**What is asked:** Wherever the word "جميعه" appears in the entries, copy the whole line.
---
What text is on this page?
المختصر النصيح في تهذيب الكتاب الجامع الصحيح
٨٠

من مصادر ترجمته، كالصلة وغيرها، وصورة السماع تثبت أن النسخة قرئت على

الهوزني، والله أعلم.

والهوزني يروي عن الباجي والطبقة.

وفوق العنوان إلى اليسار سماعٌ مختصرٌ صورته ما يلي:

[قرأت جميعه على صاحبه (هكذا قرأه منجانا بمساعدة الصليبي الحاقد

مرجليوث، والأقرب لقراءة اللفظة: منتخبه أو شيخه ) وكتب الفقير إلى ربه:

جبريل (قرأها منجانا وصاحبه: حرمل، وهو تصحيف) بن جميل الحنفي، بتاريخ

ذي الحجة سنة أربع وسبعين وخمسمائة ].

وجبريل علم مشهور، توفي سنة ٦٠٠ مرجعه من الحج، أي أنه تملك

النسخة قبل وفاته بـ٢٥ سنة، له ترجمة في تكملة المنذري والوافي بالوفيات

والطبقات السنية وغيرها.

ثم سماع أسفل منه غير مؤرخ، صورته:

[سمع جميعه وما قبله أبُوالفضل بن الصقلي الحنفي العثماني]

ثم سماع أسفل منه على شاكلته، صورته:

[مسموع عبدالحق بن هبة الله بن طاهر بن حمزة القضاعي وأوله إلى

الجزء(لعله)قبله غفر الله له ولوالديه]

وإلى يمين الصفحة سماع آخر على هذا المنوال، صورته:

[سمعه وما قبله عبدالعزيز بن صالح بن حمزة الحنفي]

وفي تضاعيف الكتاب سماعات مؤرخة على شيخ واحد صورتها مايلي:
---
**Written response:**
[قرأت جميعه على صاحبه (هكذا قرأه منجانا بمساعدة الصليبي الحاقد
[سمع جميعه وما قبله أبُوالفضل بن الصقلي الحنفي العثماني]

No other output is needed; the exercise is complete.